[Directions]: Among the entries that follow, tally the lines with the string "документов". Give no more than the number.

[Information shown]:
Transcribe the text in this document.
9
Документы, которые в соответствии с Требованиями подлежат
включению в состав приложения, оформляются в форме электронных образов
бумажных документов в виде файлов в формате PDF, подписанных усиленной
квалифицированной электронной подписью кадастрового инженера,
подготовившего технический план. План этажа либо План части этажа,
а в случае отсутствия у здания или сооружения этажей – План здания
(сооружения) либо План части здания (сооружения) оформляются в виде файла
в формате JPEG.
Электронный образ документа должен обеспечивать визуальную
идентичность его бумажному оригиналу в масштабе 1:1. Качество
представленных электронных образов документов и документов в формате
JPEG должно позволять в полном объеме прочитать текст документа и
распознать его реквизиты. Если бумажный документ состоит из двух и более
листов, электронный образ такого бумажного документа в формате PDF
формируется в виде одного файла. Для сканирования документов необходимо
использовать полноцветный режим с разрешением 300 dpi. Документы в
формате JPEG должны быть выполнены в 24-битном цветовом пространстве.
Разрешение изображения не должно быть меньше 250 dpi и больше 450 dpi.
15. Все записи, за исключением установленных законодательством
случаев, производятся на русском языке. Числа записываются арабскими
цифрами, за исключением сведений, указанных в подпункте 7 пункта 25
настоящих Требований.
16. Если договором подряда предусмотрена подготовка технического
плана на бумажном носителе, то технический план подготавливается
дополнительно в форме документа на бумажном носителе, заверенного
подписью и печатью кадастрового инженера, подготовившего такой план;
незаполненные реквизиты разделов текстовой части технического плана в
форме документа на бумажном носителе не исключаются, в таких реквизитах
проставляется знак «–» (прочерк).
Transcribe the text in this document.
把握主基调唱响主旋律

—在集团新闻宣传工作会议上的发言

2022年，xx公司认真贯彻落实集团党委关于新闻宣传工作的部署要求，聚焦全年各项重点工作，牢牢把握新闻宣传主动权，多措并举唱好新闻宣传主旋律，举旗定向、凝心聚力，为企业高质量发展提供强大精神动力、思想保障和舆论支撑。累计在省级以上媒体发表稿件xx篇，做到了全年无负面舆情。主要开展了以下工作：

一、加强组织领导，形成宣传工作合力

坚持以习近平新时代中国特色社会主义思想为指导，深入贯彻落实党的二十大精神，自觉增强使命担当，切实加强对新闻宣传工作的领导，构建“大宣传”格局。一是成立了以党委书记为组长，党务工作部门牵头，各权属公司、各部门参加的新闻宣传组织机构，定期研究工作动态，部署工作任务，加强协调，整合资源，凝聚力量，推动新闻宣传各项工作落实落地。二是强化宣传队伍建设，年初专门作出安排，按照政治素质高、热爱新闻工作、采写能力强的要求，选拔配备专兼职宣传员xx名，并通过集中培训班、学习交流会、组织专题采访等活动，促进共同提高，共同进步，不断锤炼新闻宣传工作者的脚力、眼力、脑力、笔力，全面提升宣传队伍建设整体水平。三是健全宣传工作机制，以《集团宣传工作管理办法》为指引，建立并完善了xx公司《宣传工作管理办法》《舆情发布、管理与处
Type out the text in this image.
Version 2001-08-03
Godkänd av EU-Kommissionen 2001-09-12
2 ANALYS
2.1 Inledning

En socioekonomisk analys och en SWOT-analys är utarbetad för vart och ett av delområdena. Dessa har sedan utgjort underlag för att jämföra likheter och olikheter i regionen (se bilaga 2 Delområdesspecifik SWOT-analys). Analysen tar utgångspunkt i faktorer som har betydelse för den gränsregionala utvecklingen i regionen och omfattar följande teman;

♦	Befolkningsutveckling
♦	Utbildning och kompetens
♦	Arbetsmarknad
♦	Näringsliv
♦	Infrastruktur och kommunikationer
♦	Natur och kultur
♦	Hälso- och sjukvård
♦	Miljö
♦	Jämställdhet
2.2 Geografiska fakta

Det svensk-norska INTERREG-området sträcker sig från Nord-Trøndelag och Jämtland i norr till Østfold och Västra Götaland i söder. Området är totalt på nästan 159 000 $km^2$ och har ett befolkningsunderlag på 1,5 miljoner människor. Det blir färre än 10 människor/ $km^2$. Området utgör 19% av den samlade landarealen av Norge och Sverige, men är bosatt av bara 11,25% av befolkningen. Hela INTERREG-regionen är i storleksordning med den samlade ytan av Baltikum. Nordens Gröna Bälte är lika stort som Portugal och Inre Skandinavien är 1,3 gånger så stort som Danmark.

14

[Reply]: 3